- **Directions for this task**
Find the word "caption" in the listing; pull out each line holding it.

Figure data in JSON
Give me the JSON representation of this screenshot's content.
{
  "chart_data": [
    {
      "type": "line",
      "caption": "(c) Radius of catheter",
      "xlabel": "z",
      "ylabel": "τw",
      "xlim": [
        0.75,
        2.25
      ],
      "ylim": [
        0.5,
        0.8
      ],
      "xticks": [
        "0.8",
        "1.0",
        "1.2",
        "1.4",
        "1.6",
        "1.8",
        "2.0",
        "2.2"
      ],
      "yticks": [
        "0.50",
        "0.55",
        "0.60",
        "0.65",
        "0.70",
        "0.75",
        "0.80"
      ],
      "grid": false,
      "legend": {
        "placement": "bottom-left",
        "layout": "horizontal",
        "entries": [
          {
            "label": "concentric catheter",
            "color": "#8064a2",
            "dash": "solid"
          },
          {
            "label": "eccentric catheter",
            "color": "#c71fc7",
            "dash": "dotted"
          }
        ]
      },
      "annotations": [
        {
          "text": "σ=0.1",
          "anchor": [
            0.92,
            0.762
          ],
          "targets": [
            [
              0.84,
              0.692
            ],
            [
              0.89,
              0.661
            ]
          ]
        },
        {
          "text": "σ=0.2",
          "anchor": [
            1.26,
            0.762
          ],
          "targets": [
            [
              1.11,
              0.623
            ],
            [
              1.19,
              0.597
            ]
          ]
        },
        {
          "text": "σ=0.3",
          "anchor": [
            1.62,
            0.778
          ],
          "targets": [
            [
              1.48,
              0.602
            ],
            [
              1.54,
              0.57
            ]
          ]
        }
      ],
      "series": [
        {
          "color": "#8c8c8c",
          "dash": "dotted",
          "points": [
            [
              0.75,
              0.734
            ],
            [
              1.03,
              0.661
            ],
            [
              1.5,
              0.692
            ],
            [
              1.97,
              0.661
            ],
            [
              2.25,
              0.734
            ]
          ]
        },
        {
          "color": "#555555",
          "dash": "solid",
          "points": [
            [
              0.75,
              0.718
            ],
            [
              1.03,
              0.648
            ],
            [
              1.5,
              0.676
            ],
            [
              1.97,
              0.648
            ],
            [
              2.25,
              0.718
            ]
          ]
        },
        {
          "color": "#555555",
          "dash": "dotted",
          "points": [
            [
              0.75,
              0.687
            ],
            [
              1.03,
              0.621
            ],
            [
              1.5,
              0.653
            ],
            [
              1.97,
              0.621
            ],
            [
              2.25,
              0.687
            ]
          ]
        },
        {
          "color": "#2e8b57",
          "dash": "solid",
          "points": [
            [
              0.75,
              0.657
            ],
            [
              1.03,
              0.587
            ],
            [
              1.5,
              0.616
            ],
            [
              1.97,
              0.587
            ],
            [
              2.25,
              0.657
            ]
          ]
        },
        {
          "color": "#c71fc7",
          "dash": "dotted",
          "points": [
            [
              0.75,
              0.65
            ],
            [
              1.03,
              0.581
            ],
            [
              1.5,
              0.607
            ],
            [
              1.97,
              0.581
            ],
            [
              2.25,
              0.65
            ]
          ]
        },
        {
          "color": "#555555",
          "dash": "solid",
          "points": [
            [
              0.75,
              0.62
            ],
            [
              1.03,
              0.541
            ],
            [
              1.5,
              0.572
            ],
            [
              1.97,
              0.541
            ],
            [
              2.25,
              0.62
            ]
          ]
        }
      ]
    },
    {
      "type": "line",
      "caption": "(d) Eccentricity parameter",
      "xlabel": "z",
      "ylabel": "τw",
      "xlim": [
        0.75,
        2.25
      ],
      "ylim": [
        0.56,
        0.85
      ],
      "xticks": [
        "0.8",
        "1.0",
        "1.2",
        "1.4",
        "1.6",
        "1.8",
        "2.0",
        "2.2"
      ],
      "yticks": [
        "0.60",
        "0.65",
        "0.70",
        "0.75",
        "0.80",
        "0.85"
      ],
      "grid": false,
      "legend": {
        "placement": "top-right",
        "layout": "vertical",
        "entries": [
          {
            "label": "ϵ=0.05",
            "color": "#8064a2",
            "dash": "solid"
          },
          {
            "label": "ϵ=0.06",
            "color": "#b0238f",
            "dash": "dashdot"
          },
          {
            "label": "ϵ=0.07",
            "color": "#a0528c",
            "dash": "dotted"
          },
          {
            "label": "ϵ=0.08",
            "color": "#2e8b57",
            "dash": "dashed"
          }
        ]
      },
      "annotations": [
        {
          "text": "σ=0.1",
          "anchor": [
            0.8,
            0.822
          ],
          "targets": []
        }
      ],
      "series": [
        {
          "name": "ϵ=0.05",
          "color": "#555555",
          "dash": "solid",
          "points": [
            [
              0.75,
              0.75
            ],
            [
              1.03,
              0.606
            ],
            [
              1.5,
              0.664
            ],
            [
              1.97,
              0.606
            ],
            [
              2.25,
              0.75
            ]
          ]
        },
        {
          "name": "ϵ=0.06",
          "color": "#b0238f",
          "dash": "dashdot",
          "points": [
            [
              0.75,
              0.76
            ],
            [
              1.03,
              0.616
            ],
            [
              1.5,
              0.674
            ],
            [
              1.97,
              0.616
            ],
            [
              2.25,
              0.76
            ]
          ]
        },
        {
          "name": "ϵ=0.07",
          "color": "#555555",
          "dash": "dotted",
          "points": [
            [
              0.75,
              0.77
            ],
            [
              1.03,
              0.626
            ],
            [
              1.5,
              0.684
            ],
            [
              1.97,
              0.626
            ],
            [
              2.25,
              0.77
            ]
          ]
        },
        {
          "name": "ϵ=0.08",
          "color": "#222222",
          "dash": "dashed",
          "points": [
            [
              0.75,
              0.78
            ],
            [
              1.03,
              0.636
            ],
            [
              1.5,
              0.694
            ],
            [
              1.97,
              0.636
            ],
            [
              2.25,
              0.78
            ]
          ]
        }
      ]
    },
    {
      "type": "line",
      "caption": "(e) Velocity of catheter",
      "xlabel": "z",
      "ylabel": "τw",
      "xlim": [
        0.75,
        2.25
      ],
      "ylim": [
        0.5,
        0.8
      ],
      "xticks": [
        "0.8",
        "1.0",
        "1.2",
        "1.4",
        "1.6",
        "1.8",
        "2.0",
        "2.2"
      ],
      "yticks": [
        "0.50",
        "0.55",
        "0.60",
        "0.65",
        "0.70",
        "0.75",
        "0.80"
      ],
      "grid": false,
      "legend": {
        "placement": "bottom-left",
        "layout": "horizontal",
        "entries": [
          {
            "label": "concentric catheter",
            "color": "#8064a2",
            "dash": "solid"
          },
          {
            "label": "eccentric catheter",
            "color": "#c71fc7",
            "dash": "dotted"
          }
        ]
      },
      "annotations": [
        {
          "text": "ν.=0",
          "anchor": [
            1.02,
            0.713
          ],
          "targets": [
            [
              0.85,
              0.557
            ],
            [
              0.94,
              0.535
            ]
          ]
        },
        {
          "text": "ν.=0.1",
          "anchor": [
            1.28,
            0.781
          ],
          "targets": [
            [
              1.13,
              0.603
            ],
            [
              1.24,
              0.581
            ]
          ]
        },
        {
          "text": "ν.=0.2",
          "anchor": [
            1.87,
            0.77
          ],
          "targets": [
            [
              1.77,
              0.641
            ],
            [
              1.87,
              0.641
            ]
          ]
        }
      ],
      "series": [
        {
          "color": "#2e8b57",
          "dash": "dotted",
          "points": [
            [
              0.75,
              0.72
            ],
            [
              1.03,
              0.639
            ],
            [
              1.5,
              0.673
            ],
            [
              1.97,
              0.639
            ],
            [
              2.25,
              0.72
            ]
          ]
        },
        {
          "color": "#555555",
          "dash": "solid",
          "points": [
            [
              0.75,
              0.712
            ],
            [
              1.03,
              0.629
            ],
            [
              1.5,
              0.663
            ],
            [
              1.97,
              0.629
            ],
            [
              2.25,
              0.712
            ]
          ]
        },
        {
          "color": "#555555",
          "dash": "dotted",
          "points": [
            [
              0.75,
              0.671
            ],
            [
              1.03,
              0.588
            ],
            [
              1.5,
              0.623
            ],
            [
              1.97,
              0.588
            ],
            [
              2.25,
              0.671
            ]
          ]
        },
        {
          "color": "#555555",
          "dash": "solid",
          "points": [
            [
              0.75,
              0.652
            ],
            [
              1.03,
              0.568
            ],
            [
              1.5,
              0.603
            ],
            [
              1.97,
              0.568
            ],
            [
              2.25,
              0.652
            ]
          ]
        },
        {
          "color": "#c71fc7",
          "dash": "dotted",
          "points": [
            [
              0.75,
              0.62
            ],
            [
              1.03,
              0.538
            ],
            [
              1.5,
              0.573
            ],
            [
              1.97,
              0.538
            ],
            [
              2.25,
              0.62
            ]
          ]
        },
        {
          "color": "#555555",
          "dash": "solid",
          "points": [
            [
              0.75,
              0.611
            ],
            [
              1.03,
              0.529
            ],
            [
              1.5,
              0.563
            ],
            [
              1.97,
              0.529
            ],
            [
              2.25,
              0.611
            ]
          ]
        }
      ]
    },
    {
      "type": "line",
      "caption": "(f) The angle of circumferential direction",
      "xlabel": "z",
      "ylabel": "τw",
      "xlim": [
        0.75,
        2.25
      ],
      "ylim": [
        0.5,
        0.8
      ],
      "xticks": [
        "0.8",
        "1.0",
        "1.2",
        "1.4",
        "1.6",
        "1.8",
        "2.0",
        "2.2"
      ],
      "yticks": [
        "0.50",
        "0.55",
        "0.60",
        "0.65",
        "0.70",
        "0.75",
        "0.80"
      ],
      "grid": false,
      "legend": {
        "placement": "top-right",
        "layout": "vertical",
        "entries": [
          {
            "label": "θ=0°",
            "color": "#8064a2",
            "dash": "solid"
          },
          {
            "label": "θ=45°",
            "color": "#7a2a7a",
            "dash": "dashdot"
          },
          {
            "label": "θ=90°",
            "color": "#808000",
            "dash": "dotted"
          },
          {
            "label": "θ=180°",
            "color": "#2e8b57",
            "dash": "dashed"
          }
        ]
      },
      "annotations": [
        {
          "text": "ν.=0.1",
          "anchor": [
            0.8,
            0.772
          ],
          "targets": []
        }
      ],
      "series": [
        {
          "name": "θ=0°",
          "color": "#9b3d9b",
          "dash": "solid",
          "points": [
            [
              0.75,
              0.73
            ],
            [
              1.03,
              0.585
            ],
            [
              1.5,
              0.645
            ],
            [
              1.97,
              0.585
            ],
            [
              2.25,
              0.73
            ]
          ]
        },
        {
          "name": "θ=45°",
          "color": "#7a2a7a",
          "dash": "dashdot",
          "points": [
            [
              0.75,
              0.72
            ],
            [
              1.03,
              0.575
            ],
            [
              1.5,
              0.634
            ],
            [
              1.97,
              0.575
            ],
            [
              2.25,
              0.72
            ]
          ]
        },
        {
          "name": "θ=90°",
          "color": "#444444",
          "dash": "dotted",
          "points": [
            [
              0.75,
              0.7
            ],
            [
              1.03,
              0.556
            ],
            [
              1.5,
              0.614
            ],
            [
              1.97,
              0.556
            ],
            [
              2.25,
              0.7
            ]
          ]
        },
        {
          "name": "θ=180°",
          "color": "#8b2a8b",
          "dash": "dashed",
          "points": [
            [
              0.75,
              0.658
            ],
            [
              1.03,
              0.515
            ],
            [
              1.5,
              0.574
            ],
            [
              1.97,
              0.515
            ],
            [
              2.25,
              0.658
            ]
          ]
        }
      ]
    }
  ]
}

- **Expected answer**
      "caption": "(c) Radius of catheter",
      "caption": "(d) Eccentricity parameter",
      "caption": "(e) Velocity of catheter",
      "caption": "(f) The angle of circumferential direction",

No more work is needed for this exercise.